** Start of MATERIAL FOR THIS TASK **
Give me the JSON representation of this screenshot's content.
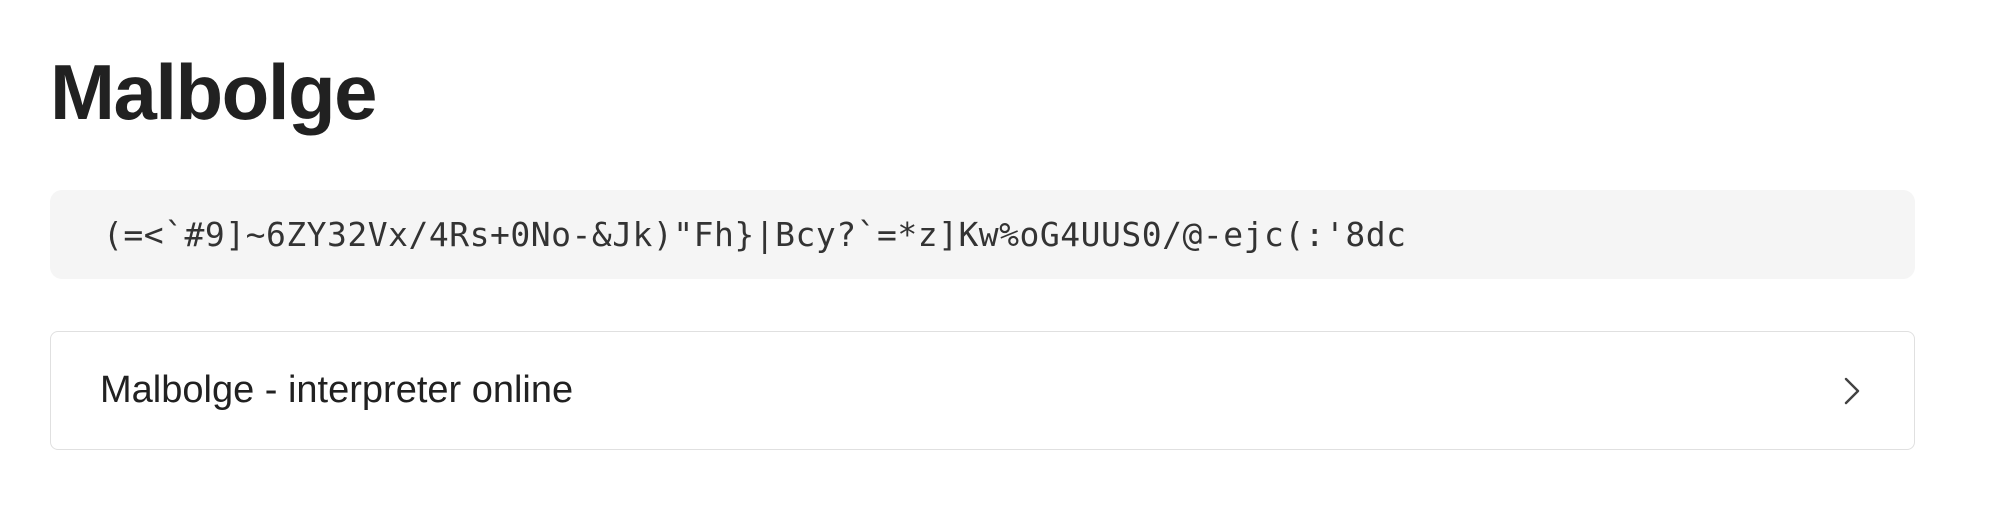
{
  "page": {
    "title": "Malbolge"
  },
  "code_block": {
    "code": "(=<`#9]~6ZY32Vx/4Rs+0No-&Jk)\"Fh}|Bcy?`=*z]Kw%oG4UUS0/@-ejc(:'8dc"
  },
  "link_card": {
    "label": "Malbolge - interpreter online",
    "icon": "chevron-right-icon"
  },
  "colors": {
    "text": "#212121",
    "code_background": "#f5f5f5",
    "card_border": "#e0e0e0"
  }
}
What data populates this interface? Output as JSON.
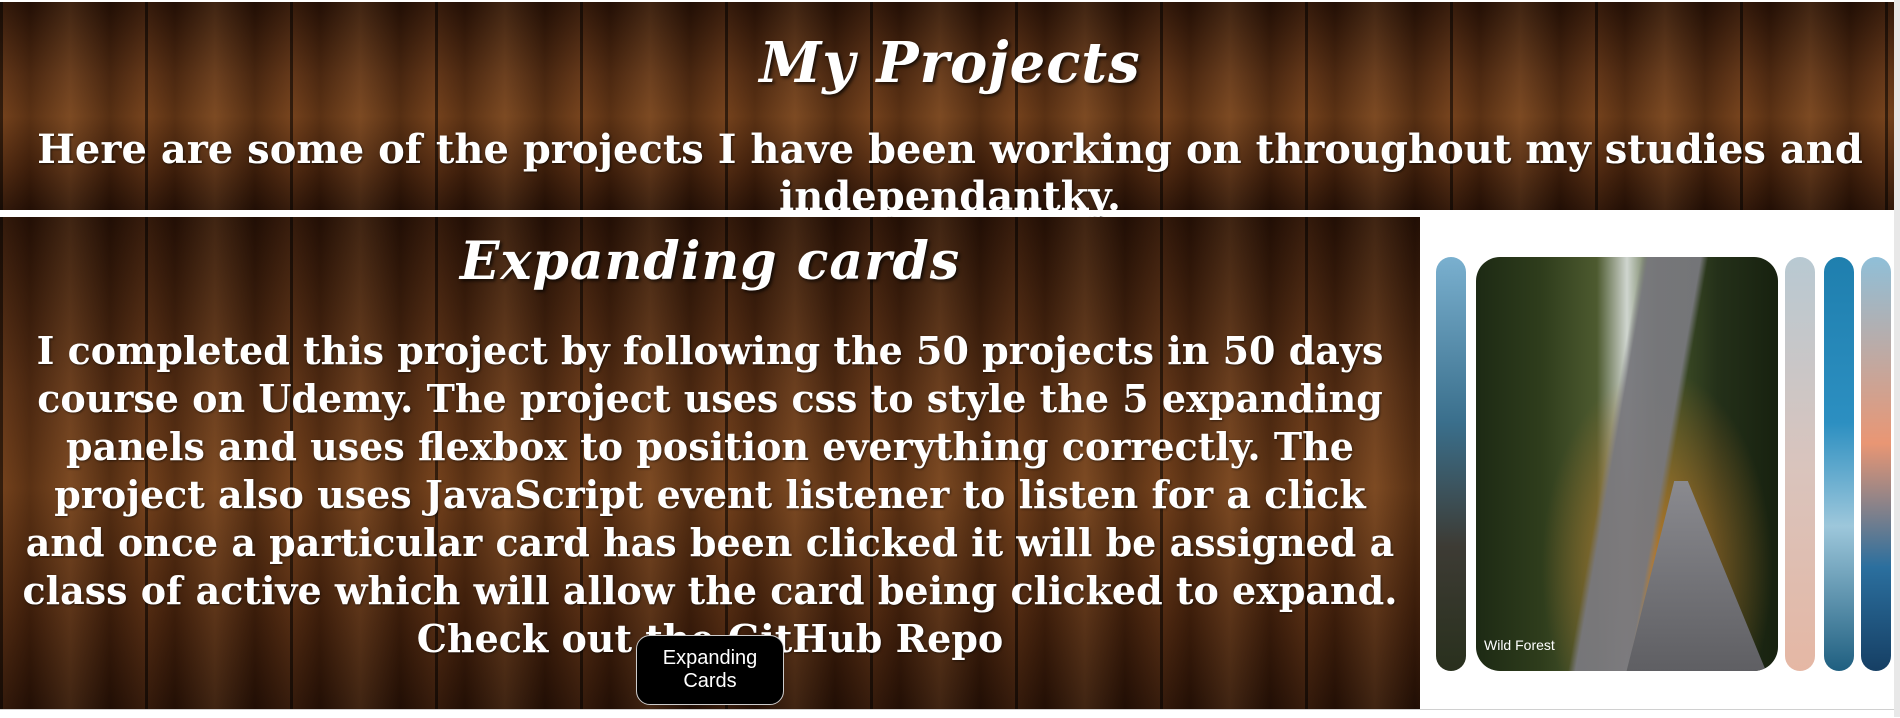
{
  "header": {
    "title": "My Projects",
    "subtitle": "Here are some of the projects I have been working on throughout my studies and independantky."
  },
  "project": {
    "title": "Expanding cards",
    "description": "I completed this project by following the 50 projects in 50 days course on Udemy. The project uses css to style the 5 expanding panels and uses flexbox to position everything correctly. The project also uses JavaScript event listener to listen for a click and once a particular card has been clicked it will be assigned a class of active which will allow the card being clicked to expand. Check out the GitHub Repo",
    "button_label": "Expanding Cards",
    "preview": {
      "active_panel_label": "Wild Forest"
    }
  }
}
** End of MATERIAL FOR THIS TASK **
Repeat every record above exactly, but leave out any pictures.

» **SOLUTION TO THIS PROBLEM**:
Give me the JSON representation of this screenshot's content.
{
  "page": {
    "title": "Malbolge"
  },
  "code_block": {
    "code": "(=<`#9]~6ZY32Vx/4Rs+0No-&Jk)\"Fh}|Bcy?`=*z]Kw%oG4UUS0/@-ejc(:'8dc"
  },
  "link_card": {
    "label": "Malbolge - interpreter online",
    "icon": "chevron-right-icon"
  },
  "colors": {
    "text": "#212121",
    "code_background": "#f5f5f5",
    "card_border": "#e0e0e0"
  }
}
What data populates this interface? Output as JSON.
{
  "header": {
    "title": "My Projects",
    "subtitle": "Here are some of the projects I have been working on throughout my studies and independantky."
  },
  "project": {
    "title": "Expanding cards",
    "description": "I completed this project by following the 50 projects in 50 days course on Udemy. The project uses css to style the 5 expanding panels and uses flexbox to position everything correctly. The project also uses JavaScript event listener to listen for a click and once a particular card has been clicked it will be assigned a class of active which will allow the card being clicked to expand. Check out the GitHub Repo",
    "button_label": "Expanding Cards",
    "preview": {
      "active_panel_label": "Wild Forest"
    }
  }
}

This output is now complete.